Problem
Among the lines below, count those containing the word "Série". Give the number only.

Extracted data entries

⁂

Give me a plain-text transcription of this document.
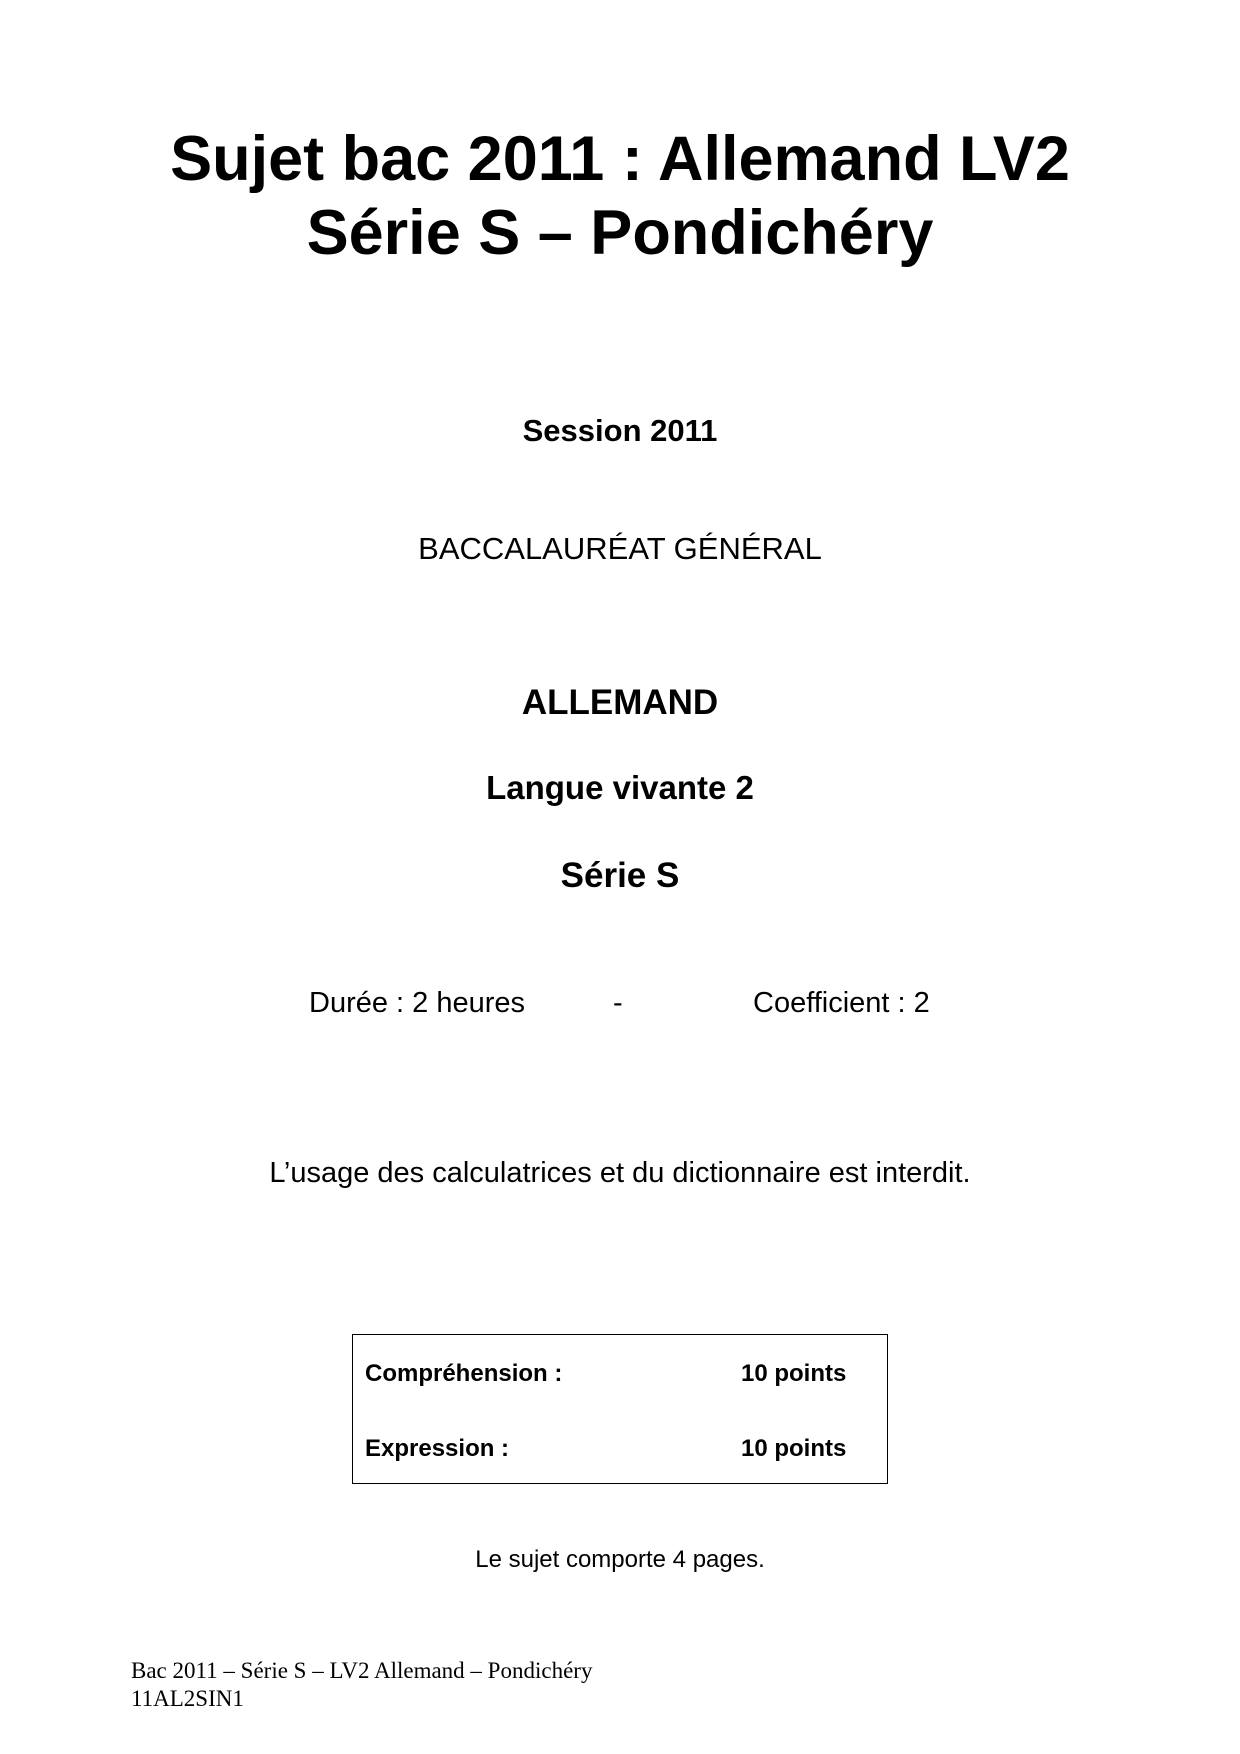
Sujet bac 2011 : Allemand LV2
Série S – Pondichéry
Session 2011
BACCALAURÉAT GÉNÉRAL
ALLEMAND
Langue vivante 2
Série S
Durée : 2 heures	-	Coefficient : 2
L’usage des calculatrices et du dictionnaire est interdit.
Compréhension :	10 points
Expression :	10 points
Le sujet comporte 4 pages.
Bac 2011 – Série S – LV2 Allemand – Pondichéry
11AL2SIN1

⁂

Answer in full
3